Task statement -> Using the records below, give the number of lines where the word "image" appears, with no further output.

Entries ->
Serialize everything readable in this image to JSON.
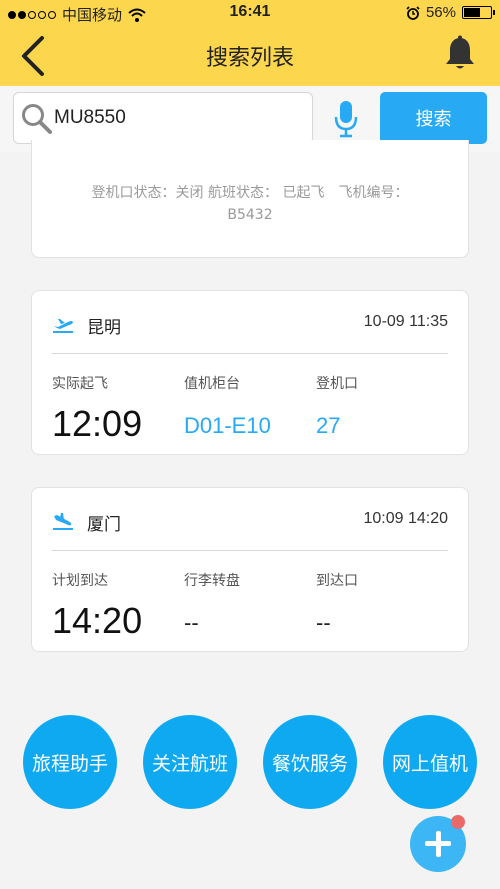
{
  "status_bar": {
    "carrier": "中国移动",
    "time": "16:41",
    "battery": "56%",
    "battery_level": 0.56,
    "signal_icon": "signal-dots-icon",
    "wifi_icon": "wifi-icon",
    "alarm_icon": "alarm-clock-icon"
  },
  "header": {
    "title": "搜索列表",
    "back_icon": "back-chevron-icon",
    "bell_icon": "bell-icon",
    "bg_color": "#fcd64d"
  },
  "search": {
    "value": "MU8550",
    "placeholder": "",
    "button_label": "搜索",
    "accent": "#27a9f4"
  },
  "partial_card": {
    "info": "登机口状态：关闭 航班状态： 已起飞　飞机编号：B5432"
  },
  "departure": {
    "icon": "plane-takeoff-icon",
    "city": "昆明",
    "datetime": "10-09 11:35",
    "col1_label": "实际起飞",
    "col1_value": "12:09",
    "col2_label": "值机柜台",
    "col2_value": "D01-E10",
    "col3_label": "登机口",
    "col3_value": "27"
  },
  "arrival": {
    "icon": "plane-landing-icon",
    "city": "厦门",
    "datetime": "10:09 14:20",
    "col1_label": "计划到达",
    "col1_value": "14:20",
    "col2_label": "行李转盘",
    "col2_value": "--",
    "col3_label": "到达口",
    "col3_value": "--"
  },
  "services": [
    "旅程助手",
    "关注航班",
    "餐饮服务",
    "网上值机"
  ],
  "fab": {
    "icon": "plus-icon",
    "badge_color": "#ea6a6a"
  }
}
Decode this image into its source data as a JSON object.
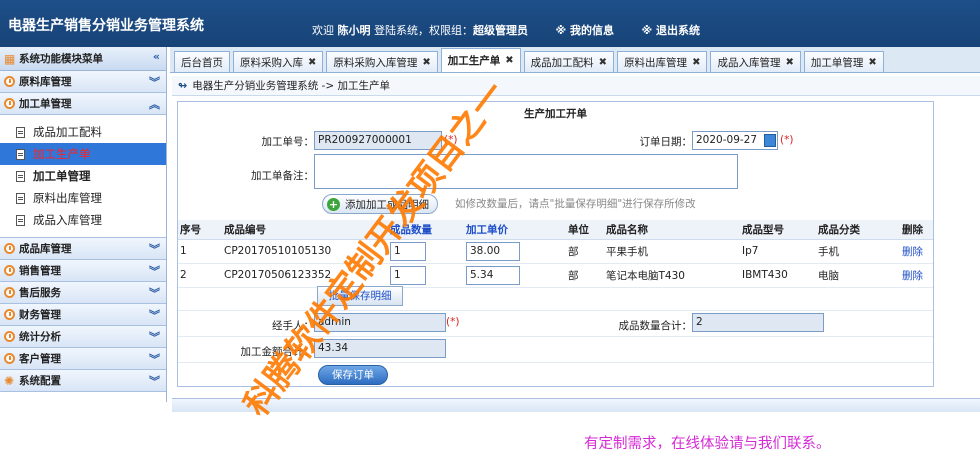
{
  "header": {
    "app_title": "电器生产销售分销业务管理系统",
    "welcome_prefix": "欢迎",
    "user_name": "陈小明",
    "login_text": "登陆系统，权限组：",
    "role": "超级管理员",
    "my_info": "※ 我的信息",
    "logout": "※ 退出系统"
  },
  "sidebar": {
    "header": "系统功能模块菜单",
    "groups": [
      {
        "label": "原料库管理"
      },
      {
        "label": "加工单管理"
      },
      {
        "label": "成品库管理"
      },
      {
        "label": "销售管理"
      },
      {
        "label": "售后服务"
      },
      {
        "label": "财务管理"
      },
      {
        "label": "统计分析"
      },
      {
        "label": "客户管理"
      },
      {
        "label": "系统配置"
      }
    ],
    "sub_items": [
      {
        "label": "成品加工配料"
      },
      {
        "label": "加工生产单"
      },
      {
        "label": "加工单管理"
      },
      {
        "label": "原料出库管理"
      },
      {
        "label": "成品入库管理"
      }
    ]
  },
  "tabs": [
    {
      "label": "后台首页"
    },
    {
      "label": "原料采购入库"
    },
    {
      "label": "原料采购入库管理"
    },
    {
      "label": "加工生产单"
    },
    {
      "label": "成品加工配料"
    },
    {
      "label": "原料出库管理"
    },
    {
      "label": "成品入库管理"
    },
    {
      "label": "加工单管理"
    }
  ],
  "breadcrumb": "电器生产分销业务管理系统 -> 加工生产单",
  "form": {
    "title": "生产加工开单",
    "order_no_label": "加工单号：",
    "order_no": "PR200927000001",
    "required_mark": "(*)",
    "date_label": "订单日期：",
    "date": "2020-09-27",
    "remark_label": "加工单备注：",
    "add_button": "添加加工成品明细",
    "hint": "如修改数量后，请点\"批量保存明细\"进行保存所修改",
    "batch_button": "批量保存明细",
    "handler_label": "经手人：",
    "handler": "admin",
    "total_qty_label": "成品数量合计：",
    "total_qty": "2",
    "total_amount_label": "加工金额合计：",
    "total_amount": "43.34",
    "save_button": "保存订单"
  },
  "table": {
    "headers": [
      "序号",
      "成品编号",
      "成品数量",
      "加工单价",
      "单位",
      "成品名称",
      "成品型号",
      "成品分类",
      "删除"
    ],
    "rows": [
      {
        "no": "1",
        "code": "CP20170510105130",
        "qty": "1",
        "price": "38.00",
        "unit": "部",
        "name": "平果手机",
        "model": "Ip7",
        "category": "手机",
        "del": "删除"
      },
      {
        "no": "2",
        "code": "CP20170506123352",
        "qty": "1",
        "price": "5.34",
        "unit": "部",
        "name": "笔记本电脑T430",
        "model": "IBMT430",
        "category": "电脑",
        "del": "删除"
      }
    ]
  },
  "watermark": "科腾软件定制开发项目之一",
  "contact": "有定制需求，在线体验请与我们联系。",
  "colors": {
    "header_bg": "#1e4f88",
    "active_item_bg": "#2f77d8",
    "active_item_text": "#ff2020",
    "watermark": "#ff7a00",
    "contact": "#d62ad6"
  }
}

Task output -> 2